Figure data in JSON:

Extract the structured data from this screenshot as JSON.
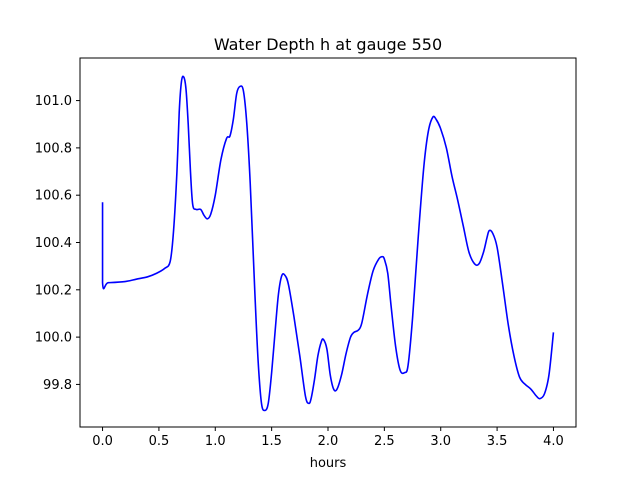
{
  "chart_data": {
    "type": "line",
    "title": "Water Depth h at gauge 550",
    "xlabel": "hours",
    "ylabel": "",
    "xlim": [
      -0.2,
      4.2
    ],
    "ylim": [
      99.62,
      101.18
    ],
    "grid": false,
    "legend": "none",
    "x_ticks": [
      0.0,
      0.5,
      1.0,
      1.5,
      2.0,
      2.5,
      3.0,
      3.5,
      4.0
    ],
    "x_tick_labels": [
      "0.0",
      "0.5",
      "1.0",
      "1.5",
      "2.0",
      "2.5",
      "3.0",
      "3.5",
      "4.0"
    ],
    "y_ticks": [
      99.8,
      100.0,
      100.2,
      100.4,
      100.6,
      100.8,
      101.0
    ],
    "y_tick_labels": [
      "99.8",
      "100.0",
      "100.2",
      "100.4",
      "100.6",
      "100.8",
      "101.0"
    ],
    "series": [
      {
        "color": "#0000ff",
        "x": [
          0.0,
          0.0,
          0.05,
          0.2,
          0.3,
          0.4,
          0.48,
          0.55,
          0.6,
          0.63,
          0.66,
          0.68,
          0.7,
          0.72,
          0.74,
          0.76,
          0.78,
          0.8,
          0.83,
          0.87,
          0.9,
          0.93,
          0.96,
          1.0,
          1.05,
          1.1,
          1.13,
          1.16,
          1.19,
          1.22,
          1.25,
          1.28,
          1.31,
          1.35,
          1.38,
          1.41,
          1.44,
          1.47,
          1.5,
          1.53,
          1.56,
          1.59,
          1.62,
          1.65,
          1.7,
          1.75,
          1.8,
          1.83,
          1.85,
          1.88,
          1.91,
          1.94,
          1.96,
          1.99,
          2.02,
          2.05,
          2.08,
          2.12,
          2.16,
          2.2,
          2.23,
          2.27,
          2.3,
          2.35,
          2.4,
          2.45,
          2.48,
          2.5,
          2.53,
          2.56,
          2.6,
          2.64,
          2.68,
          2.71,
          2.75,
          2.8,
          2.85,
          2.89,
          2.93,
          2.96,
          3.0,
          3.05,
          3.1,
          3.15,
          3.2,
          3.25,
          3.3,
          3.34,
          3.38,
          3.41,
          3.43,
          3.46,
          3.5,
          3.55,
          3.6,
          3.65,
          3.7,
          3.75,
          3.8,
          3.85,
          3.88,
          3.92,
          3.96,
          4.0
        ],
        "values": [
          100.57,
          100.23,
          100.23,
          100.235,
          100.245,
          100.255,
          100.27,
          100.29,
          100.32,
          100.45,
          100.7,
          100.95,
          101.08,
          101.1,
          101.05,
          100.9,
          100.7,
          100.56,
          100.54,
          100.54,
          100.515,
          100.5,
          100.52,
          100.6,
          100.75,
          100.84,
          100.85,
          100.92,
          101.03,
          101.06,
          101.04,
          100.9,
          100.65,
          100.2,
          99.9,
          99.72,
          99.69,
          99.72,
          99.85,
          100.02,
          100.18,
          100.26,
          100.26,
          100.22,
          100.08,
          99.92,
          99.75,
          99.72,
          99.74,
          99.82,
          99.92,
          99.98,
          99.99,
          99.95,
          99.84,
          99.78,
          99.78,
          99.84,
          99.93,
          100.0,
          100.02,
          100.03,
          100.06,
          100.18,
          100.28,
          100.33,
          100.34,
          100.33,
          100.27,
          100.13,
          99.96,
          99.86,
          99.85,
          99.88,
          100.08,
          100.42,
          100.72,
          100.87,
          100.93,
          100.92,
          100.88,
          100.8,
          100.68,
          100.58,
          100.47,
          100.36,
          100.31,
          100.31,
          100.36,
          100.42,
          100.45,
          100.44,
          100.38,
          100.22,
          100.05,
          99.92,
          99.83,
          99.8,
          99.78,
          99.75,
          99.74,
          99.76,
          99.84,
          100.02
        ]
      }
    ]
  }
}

==

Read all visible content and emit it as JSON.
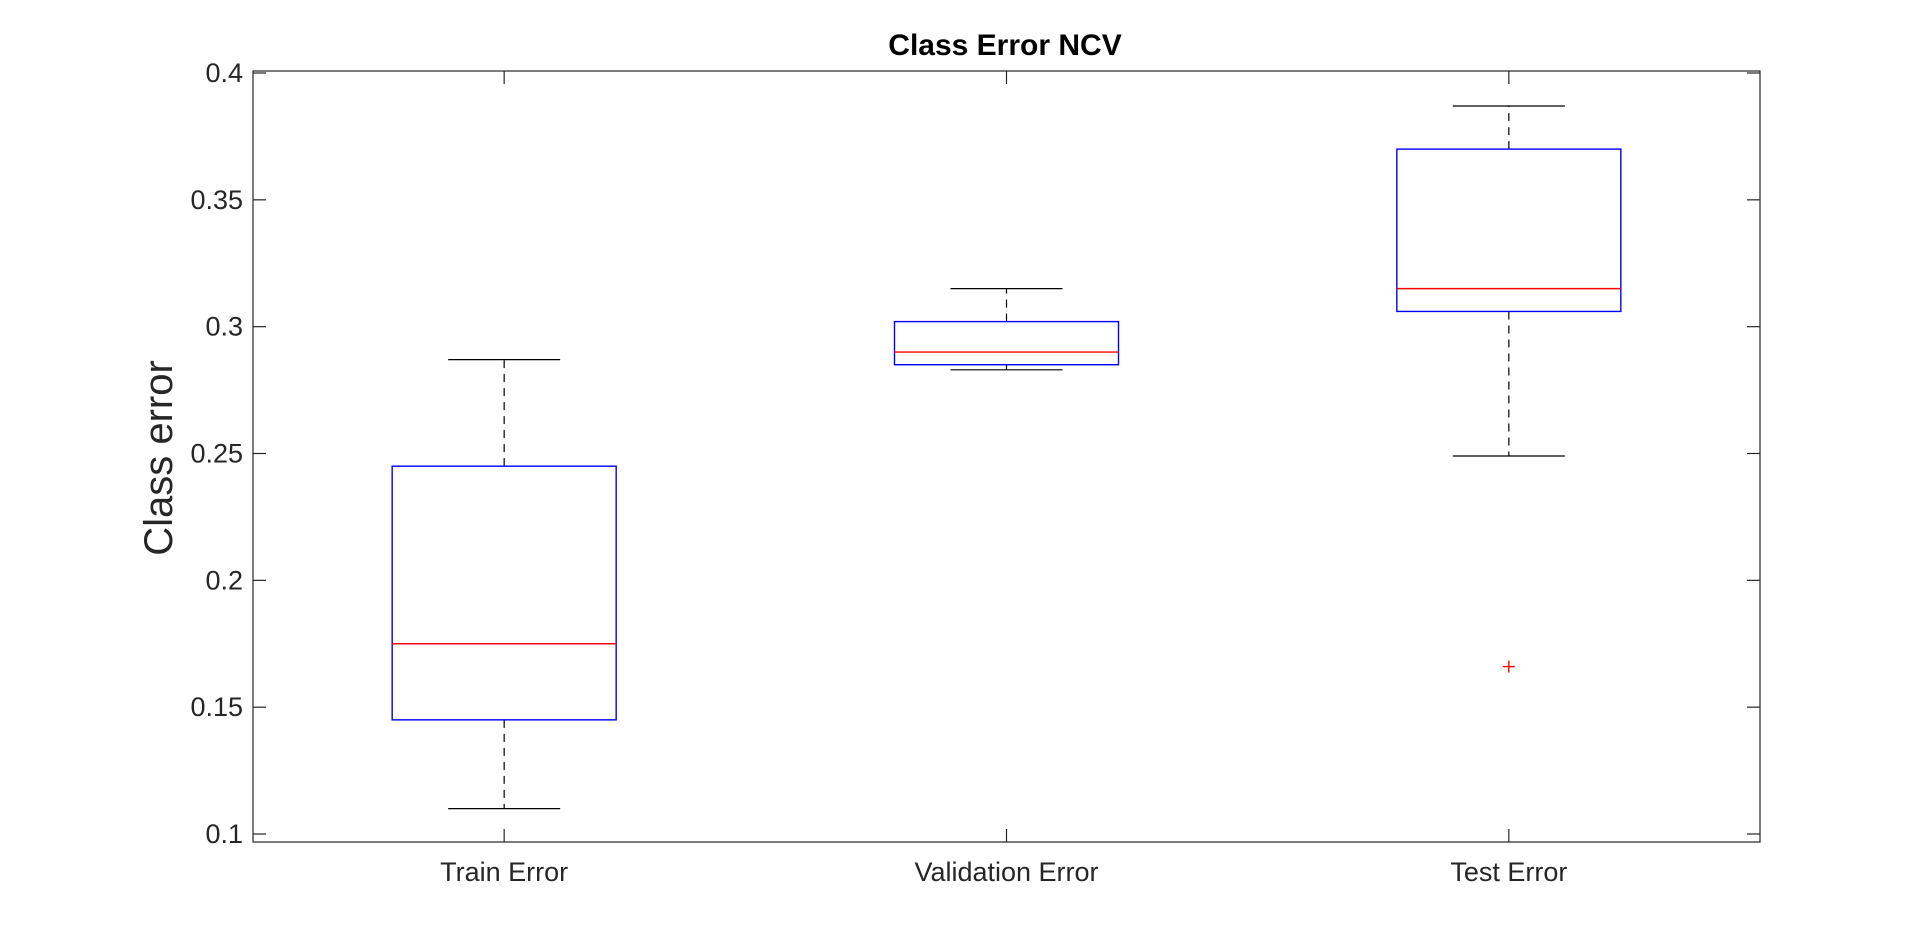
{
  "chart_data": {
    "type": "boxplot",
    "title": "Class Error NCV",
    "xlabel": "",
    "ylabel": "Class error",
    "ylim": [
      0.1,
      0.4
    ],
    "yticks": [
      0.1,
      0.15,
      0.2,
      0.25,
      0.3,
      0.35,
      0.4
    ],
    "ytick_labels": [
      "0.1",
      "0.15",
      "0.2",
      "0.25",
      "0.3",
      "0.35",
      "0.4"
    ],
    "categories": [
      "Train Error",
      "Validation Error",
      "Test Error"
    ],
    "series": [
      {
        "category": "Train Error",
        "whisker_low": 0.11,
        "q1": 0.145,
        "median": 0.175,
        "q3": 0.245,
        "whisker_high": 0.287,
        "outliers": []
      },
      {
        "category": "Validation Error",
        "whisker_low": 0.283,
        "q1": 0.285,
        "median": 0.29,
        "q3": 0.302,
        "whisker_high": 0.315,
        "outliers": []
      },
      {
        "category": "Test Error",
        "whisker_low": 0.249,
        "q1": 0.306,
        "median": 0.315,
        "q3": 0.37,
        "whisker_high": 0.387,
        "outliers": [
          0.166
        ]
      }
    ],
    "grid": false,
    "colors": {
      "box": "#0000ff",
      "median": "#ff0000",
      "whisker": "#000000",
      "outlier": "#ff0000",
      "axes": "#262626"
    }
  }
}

--

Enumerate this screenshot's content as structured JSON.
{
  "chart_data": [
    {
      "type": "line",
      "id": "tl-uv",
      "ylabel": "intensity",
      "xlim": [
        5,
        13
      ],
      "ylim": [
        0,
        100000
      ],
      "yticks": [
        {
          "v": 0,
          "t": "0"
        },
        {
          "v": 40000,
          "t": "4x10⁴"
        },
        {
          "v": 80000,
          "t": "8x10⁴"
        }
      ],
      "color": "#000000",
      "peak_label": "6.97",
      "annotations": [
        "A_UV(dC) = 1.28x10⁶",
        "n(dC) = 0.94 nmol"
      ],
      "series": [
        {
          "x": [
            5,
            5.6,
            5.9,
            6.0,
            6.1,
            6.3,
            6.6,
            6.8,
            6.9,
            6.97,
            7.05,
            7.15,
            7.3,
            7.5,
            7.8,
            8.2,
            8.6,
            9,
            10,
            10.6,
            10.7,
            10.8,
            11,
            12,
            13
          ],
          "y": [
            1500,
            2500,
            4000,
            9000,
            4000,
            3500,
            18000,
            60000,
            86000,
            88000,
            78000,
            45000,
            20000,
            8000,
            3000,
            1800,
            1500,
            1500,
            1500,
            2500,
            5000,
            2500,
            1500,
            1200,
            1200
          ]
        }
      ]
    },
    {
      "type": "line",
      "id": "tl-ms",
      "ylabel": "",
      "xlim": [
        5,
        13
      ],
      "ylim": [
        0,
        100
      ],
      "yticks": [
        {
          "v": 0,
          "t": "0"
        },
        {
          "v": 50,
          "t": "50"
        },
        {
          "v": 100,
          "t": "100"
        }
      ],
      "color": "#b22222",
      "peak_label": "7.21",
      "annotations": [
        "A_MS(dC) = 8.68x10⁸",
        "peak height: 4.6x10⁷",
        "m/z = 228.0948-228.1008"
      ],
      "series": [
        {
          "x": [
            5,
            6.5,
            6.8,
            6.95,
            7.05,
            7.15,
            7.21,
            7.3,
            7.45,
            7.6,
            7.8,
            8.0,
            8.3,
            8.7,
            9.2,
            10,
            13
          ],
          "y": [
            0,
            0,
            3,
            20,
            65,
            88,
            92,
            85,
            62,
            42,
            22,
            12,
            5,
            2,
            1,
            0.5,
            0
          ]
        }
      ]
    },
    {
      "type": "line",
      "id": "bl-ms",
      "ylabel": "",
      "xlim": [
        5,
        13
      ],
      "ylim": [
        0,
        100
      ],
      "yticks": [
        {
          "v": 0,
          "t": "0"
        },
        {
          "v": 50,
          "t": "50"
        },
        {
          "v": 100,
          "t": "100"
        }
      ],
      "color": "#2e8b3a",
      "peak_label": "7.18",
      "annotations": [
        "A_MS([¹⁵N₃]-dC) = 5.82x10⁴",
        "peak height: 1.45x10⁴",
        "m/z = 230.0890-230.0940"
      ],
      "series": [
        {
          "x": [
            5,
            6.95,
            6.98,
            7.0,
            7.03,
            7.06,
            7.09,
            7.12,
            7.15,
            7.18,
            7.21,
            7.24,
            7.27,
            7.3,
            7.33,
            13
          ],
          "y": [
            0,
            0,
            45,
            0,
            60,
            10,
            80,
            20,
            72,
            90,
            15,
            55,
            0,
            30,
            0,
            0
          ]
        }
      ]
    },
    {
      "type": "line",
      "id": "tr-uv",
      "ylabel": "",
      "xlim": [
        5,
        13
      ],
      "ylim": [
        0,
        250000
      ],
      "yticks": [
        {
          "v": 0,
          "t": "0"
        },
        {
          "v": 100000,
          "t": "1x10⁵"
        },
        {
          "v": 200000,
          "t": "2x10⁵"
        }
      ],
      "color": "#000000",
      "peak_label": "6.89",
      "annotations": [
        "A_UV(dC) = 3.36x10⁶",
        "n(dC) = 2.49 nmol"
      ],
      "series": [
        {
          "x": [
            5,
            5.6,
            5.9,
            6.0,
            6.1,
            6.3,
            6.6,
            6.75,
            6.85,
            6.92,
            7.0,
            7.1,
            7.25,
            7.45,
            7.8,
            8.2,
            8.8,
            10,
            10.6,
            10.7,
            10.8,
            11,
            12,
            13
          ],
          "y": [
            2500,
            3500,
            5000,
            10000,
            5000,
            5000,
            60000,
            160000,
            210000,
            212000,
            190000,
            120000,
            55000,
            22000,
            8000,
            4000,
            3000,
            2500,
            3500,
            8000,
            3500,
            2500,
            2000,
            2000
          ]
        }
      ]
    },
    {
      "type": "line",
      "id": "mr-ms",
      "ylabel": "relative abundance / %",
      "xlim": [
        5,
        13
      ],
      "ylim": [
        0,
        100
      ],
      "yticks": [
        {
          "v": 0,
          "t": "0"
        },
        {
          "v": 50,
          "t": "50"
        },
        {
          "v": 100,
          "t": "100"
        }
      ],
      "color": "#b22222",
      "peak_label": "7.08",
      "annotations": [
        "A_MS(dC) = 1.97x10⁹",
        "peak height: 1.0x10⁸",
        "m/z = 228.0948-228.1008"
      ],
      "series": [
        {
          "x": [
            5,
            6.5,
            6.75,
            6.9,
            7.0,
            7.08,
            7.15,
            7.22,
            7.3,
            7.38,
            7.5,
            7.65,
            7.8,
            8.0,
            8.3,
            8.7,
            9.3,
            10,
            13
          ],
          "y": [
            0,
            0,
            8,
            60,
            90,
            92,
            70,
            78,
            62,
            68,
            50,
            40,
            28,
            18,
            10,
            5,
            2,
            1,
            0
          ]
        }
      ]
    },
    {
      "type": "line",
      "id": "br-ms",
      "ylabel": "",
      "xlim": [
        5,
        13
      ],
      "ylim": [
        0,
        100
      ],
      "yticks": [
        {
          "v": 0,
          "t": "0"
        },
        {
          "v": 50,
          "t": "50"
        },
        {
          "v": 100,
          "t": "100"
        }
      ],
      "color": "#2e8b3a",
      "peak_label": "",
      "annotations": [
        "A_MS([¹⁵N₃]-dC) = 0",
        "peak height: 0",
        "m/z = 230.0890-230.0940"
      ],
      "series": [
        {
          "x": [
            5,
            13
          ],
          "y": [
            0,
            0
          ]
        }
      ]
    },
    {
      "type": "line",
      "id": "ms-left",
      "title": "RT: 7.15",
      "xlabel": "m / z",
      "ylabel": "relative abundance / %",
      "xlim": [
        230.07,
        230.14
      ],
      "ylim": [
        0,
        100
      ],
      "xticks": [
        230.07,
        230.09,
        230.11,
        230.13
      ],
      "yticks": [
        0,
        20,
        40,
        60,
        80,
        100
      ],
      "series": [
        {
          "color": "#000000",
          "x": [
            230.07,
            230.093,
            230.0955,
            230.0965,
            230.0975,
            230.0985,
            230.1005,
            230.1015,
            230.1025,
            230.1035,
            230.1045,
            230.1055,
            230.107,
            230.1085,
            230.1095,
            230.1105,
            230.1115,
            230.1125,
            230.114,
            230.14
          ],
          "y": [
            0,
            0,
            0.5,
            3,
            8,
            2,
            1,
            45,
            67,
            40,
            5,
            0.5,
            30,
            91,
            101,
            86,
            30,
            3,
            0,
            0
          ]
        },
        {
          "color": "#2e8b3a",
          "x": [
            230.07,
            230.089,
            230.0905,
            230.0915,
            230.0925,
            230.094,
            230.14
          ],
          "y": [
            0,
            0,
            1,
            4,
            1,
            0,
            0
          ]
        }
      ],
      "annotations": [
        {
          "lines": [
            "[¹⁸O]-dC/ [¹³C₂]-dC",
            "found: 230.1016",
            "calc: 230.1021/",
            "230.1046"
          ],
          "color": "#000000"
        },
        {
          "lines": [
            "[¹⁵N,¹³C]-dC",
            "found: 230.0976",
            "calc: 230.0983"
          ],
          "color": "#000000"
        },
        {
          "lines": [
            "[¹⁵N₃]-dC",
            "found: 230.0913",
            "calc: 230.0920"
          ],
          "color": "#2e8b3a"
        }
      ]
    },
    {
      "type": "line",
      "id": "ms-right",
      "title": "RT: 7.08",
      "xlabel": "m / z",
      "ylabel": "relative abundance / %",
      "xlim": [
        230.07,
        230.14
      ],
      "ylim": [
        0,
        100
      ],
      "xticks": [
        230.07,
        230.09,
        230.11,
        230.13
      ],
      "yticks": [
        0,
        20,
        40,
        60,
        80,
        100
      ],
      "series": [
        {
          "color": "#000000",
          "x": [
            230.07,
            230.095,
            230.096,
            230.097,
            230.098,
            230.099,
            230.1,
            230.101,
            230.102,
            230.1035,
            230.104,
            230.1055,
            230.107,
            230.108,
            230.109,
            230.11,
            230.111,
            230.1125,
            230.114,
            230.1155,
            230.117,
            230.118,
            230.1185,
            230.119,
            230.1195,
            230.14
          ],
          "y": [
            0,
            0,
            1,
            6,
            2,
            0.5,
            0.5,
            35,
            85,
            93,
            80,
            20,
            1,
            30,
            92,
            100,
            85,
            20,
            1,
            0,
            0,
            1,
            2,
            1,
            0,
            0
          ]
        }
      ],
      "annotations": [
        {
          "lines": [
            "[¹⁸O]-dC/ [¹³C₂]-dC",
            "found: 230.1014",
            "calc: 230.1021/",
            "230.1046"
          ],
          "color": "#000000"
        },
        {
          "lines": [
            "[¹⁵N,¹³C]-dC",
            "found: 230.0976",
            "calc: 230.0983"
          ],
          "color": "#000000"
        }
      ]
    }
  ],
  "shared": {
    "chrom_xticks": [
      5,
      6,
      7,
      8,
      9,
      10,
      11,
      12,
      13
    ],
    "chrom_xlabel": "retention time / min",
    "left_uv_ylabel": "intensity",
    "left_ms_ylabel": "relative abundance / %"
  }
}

**REQUIREMENT:** Count the lines of the material that include the word "screenshot", then report only the total.

**EXPECTED ANSWER:** 2